Problem details
Find each line containing the string "肩下垫个枕头". Copy it.

Provided records

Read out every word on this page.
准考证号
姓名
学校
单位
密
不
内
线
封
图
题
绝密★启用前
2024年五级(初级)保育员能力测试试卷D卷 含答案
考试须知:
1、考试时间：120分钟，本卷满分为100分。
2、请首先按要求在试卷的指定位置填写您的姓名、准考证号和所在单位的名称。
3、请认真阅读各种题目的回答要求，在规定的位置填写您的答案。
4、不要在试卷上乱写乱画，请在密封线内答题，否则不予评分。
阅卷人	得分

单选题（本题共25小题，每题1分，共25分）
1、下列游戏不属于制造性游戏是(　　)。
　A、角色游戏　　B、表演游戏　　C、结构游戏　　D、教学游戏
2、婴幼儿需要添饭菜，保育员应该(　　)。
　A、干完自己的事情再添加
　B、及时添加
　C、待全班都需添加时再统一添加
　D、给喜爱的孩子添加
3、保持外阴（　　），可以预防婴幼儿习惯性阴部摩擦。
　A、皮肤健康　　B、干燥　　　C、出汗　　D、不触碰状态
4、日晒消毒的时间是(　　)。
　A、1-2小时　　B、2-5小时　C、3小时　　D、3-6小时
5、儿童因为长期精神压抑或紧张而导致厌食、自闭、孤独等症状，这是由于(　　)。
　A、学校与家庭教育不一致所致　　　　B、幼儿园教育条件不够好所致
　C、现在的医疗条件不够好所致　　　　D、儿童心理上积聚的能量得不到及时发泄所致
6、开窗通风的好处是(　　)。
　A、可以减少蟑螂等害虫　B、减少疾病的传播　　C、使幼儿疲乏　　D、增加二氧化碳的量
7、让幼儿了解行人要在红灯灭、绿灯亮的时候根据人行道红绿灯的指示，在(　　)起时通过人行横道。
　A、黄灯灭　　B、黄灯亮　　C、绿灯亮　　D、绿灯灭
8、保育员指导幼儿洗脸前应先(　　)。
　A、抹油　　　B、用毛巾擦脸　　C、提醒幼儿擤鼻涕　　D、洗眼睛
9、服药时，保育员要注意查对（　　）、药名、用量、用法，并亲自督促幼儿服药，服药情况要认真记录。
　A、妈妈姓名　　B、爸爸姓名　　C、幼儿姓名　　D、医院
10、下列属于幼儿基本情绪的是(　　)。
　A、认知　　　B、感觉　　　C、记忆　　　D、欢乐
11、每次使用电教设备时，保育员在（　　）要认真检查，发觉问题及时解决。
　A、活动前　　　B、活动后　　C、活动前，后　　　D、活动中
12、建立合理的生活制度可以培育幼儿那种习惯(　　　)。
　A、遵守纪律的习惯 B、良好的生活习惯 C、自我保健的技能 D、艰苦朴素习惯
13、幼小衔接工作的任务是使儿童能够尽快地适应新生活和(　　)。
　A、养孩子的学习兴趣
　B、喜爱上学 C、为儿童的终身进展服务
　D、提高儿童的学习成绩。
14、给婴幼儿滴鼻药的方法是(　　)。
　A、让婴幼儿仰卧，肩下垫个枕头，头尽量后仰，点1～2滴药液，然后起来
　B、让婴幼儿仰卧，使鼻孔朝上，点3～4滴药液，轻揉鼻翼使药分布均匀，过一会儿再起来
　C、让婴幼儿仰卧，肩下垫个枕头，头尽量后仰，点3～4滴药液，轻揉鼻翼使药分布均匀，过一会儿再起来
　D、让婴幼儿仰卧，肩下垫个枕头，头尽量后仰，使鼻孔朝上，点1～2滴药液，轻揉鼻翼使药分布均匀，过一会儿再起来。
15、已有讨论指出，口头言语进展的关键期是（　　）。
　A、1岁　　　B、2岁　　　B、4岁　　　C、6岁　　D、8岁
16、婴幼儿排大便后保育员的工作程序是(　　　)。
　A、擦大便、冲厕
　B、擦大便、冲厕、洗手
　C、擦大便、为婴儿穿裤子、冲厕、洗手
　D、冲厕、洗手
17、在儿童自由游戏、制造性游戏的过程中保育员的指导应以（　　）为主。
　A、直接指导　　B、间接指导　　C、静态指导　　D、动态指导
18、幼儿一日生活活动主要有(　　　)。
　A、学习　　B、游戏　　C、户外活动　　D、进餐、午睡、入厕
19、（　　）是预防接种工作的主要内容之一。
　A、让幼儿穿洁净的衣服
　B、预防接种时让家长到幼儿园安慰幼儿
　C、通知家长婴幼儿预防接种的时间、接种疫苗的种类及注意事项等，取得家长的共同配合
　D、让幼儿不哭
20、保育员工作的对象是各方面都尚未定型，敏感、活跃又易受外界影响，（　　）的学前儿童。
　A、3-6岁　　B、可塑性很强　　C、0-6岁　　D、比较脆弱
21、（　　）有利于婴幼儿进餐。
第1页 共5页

Written response
　A、让婴幼儿仰卧，肩下垫个枕头，头尽量后仰，点1～2滴药液，然后起来
　C、让婴幼儿仰卧，肩下垫个枕头，头尽量后仰，点3～4滴药液，轻揉鼻翼使药分布均匀，过一会儿再起来
　D、让婴幼儿仰卧，肩下垫个枕头，头尽量后仰，使鼻孔朝上，点1～2滴药液，轻揉鼻翼使药分布均匀，过一会儿再起来。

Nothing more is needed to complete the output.